▼

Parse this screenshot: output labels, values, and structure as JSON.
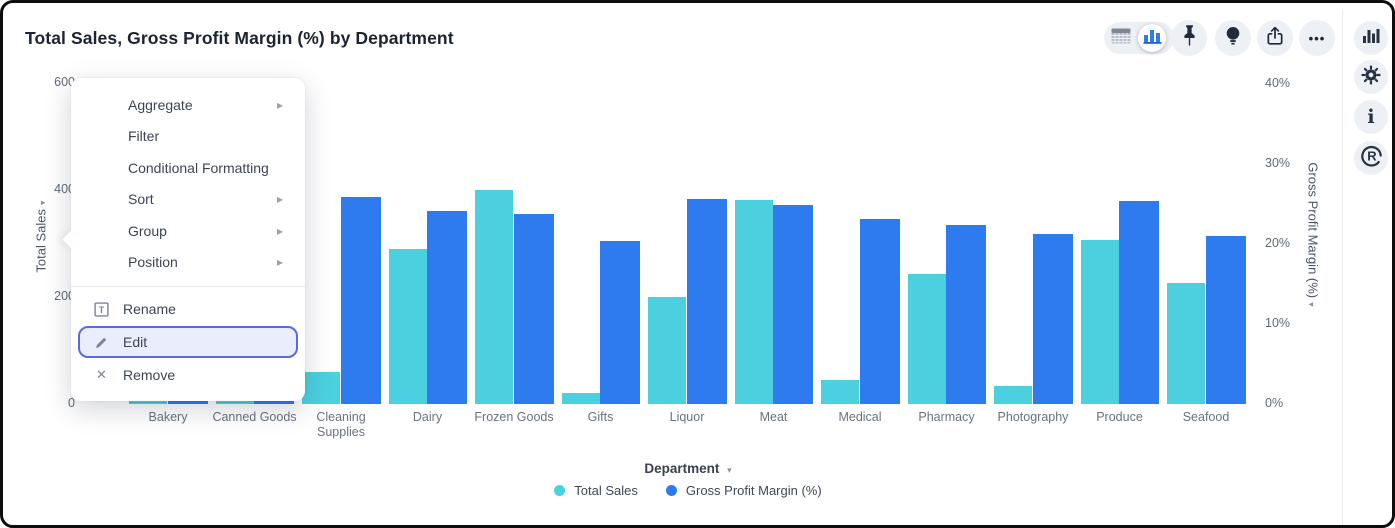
{
  "window": {
    "title": "Total Sales, Gross Profit Margin (%) by Department"
  },
  "toolbar": {
    "view_toggle": {
      "options": [
        "table-view",
        "chart-view"
      ],
      "selected": "chart-view"
    },
    "icons": [
      "table-icon",
      "bar-chart-icon",
      "pin-icon",
      "lightbulb-icon",
      "share-icon",
      "ellipsis-icon"
    ],
    "ellipsis_glyph": "•••"
  },
  "sidebar": {
    "icons": [
      "bar-chart-icon",
      "gear-icon",
      "info-icon",
      "reveal-logo-icon"
    ],
    "info_glyph": "i",
    "logo_glyph": "R"
  },
  "context_menu": {
    "items": [
      {
        "label": "Aggregate",
        "submenu": true
      },
      {
        "label": "Filter",
        "submenu": false
      },
      {
        "label": "Conditional Formatting",
        "submenu": false
      },
      {
        "label": "Sort",
        "submenu": true
      },
      {
        "label": "Group",
        "submenu": true
      },
      {
        "label": "Position",
        "submenu": true
      }
    ],
    "actions": [
      {
        "label": "Rename",
        "icon": "rename-icon",
        "highlighted": false
      },
      {
        "label": "Edit",
        "icon": "edit-icon",
        "highlighted": true
      },
      {
        "label": "Remove",
        "icon": "remove-icon",
        "highlighted": false
      }
    ],
    "submenu_glyph": "▸"
  },
  "chart_data": {
    "type": "bar",
    "title": "Total Sales, Gross Profit Margin (%) by Department",
    "categories": [
      "Bakery",
      "Canned Goods",
      "Cleaning Supplies",
      "Dairy",
      "Frozen Goods",
      "Gifts",
      "Liquor",
      "Meat",
      "Medical",
      "Pharmacy",
      "Photography",
      "Produce",
      "Seafood"
    ],
    "series": [
      {
        "name": "Total Sales",
        "axis": "left",
        "color": "#4BD0E0",
        "values": [
          160,
          280,
          60,
          290,
          400,
          20,
          200,
          382,
          45,
          243,
          33,
          307,
          227
        ]
      },
      {
        "name": "Gross Profit Margin (%)",
        "axis": "right",
        "color": "#2E7BF0",
        "values": [
          23.0,
          24.0,
          25.9,
          24.1,
          23.7,
          20.4,
          25.6,
          24.9,
          23.1,
          22.4,
          21.3,
          25.4,
          21.0
        ]
      }
    ],
    "left_axis": {
      "title": "Total Sales",
      "max": 600,
      "min": 0,
      "ticks": [
        {
          "label": "600",
          "value": 600
        },
        {
          "label": "400",
          "value": 400
        },
        {
          "label": "200",
          "value": 200
        },
        {
          "label": "0",
          "value": 0
        }
      ]
    },
    "right_axis": {
      "title": "Gross Profit Margin (%)",
      "max": 40,
      "min": 0,
      "ticks": [
        {
          "label": "40%",
          "value": 40
        },
        {
          "label": "30%",
          "value": 30
        },
        {
          "label": "20%",
          "value": 20
        },
        {
          "label": "10%",
          "value": 10
        },
        {
          "label": "0%",
          "value": 0
        }
      ]
    },
    "x_axis": {
      "title": "Department"
    },
    "legend": [
      {
        "label": "Total Sales",
        "color": "#4BD0E0"
      },
      {
        "label": "Gross Profit Margin (%)",
        "color": "#2E7BF0"
      }
    ],
    "legend_position": "bottom",
    "grid": false,
    "arrow_glyph": "▾"
  }
}
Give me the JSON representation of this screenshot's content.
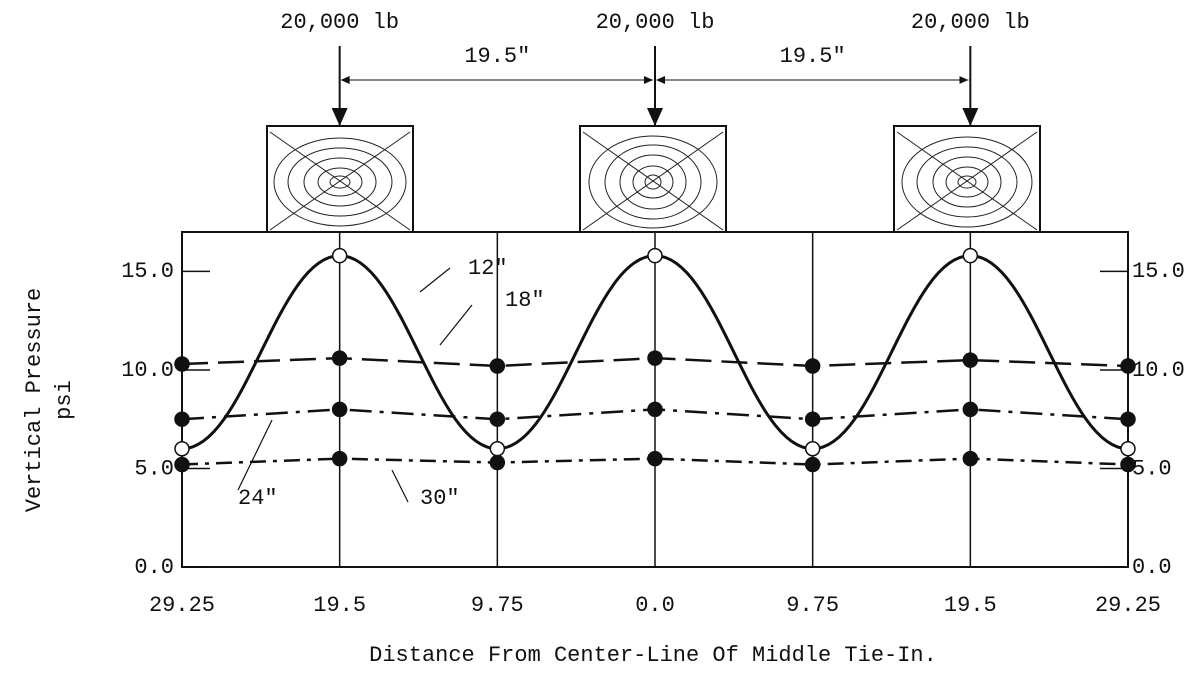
{
  "chart_data": {
    "type": "line",
    "loads": [
      "20,000 lb",
      "20,000 lb",
      "20,000 lb"
    ],
    "spacings": [
      "19.5\"",
      "19.5\""
    ],
    "y_label": [
      "Vertical Pressure",
      "psi"
    ],
    "x_label": "Distance From Center-Line Of Middle Tie-In.",
    "categories": [
      "29.25",
      "19.5",
      "9.75",
      "0.0",
      "9.75",
      "19.5",
      "29.25"
    ],
    "series": [
      {
        "name": "12\"",
        "color": "#111111",
        "line_style": "solid",
        "marker": "open",
        "values": [
          6.0,
          15.8,
          6.0,
          15.8,
          6.0,
          15.8,
          6.0
        ]
      },
      {
        "name": "18\"",
        "color": "#111111",
        "line_style": "dashed",
        "marker": "filled",
        "values": [
          10.3,
          10.6,
          10.2,
          10.6,
          10.2,
          10.5,
          10.2
        ]
      },
      {
        "name": "24\"",
        "color": "#111111",
        "line_style": "dashdot",
        "marker": "filled",
        "values": [
          7.5,
          8.0,
          7.5,
          8.0,
          7.5,
          8.0,
          7.5
        ]
      },
      {
        "name": "30\"",
        "color": "#111111",
        "line_style": "dashdotdot",
        "marker": "filled",
        "values": [
          5.2,
          5.5,
          5.3,
          5.5,
          5.2,
          5.5,
          5.2
        ]
      }
    ],
    "ylim": [
      0,
      17
    ],
    "yticks": [
      {
        "value": 0,
        "label": "0.0"
      },
      {
        "value": 5,
        "label": "5.0"
      },
      {
        "value": 10,
        "label": "10.0"
      },
      {
        "value": 15,
        "label": "15.0"
      }
    ],
    "y2lim": [
      0,
      17
    ],
    "y2ticks": [
      {
        "value": 0,
        "label": "0.0"
      },
      {
        "value": 5,
        "label": "5.0"
      },
      {
        "value": 10,
        "label": "10.0"
      },
      {
        "value": 15,
        "label": "15.0"
      }
    ]
  }
}
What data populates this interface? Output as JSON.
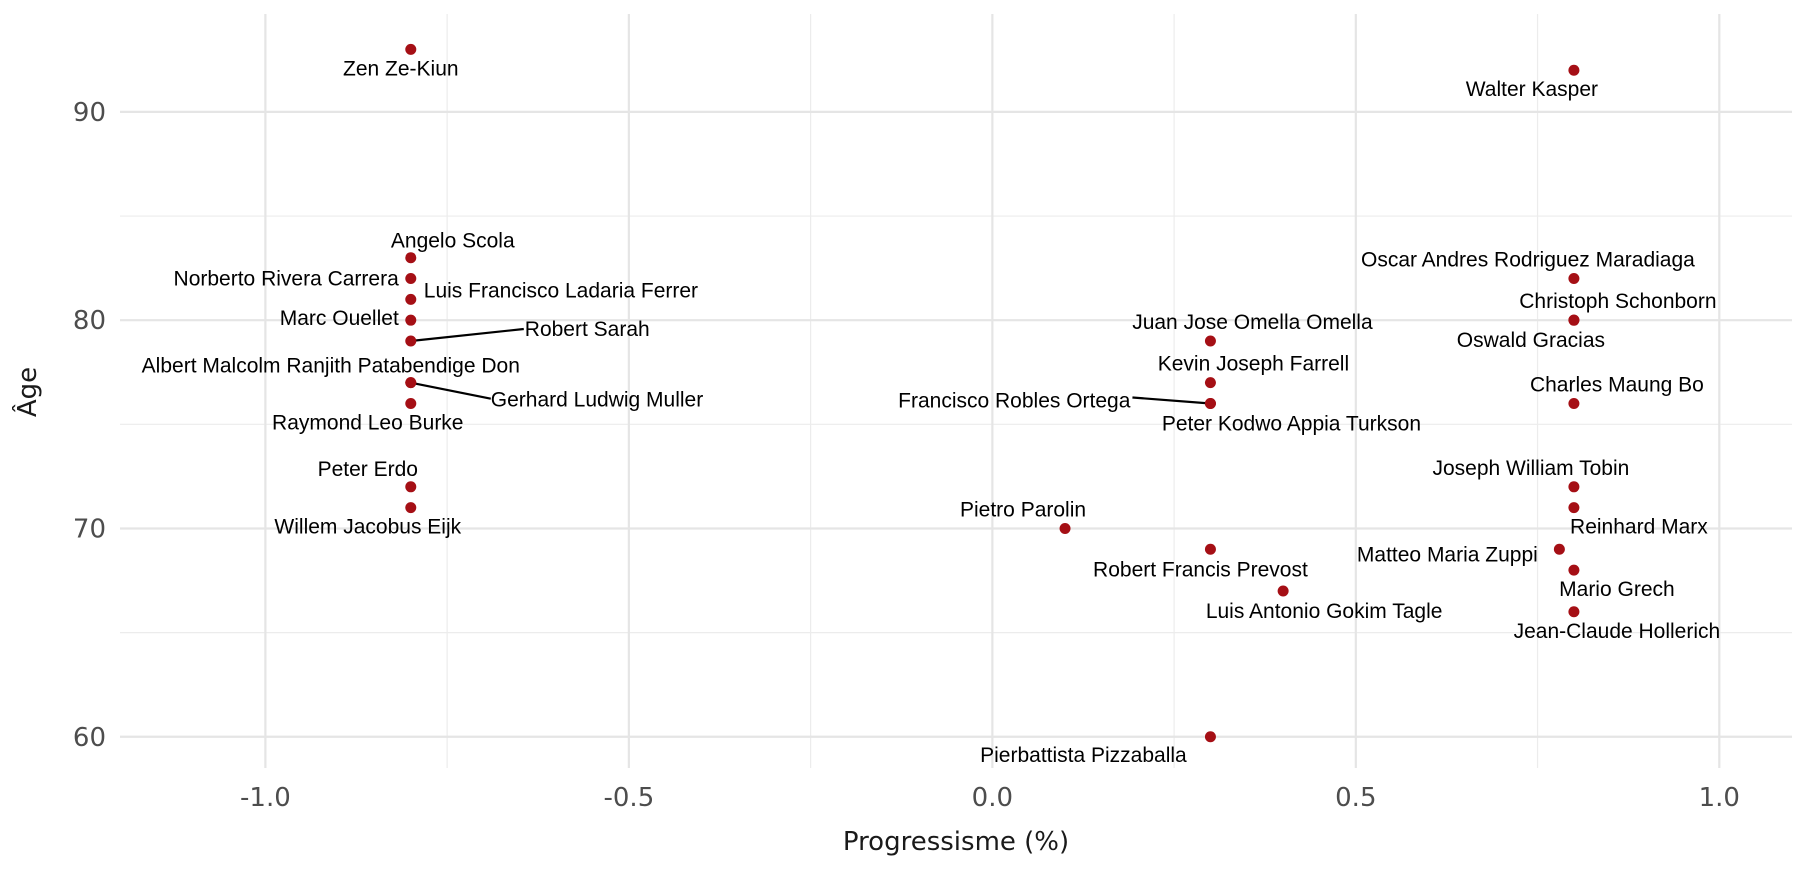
{
  "chart_data": {
    "type": "scatter",
    "xlabel": "Progressisme (%)",
    "ylabel": "Âge",
    "xlim": [
      -1.2,
      1.1
    ],
    "ylim": [
      58.5,
      94.7
    ],
    "x_ticks": [
      -1.0,
      -0.5,
      0.0,
      0.5,
      1.0
    ],
    "x_tick_labels": [
      "-1.0",
      "-0.5",
      "0.0",
      "0.5",
      "1.0"
    ],
    "y_ticks": [
      60,
      70,
      80,
      90
    ],
    "y_tick_labels": [
      "60",
      "70",
      "80",
      "90"
    ],
    "grid": true,
    "point_color": "#a50f15",
    "points": [
      {
        "label": "Zen Ze-Kiun",
        "x": -0.8,
        "y": 93
      },
      {
        "label": "Walter Kasper",
        "x": 0.8,
        "y": 92
      },
      {
        "label": "Angelo Scola",
        "x": -0.8,
        "y": 83
      },
      {
        "label": "Norberto Rivera Carrera",
        "x": -0.8,
        "y": 82
      },
      {
        "label": "Luis Francisco Ladaria Ferrer",
        "x": -0.8,
        "y": 81
      },
      {
        "label": "Marc Ouellet",
        "x": -0.8,
        "y": 80
      },
      {
        "label": "Robert Sarah",
        "x": -0.8,
        "y": 79
      },
      {
        "label": "Albert Malcolm Ranjith Patabendige Don",
        "x": -0.8,
        "y": 77
      },
      {
        "label": "Gerhard Ludwig Muller",
        "x": -0.8,
        "y": 77
      },
      {
        "label": "Raymond Leo Burke",
        "x": -0.8,
        "y": 76
      },
      {
        "label": "Peter Erdo",
        "x": -0.8,
        "y": 72
      },
      {
        "label": "Willem Jacobus Eijk",
        "x": -0.8,
        "y": 71
      },
      {
        "label": "Oscar Andres Rodriguez Maradiaga",
        "x": 0.8,
        "y": 82
      },
      {
        "label": "Christoph Schonborn",
        "x": 0.8,
        "y": 80
      },
      {
        "label": "Oswald Gracias",
        "x": 0.8,
        "y": 80
      },
      {
        "label": "Juan Jose Omella Omella",
        "x": 0.3,
        "y": 79
      },
      {
        "label": "Kevin Joseph Farrell",
        "x": 0.3,
        "y": 77
      },
      {
        "label": "Francisco Robles Ortega",
        "x": 0.3,
        "y": 76
      },
      {
        "label": "Peter Kodwo Appia Turkson",
        "x": 0.3,
        "y": 76
      },
      {
        "label": "Charles Maung Bo",
        "x": 0.8,
        "y": 76
      },
      {
        "label": "Joseph William Tobin",
        "x": 0.8,
        "y": 72
      },
      {
        "label": "Reinhard Marx",
        "x": 0.8,
        "y": 71
      },
      {
        "label": "Pietro Parolin",
        "x": 0.1,
        "y": 70
      },
      {
        "label": "Robert Francis Prevost",
        "x": 0.3,
        "y": 69
      },
      {
        "label": "Matteo Maria Zuppi",
        "x": 0.78,
        "y": 69
      },
      {
        "label": "Mario Grech",
        "x": 0.8,
        "y": 68
      },
      {
        "label": "Luis Antonio Gokim Tagle",
        "x": 0.4,
        "y": 67
      },
      {
        "label": "Jean-Claude Hollerich",
        "x": 0.8,
        "y": 66
      },
      {
        "label": "Pierbattista Pizzaballa",
        "x": 0.3,
        "y": 60
      }
    ]
  }
}
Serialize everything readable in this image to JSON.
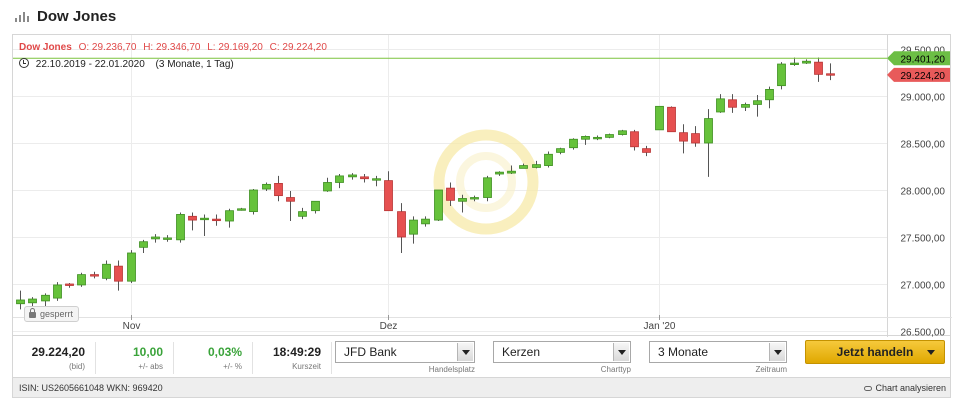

▲

=== GIVEN INSTRUCTION ===
Copy out each line in the preceding records that contains "Francisco".

=== TASK RESPONSE ===
        "label": "Luis Francisco Ladaria Ferrer",
        "label": "Francisco Robles Ortega",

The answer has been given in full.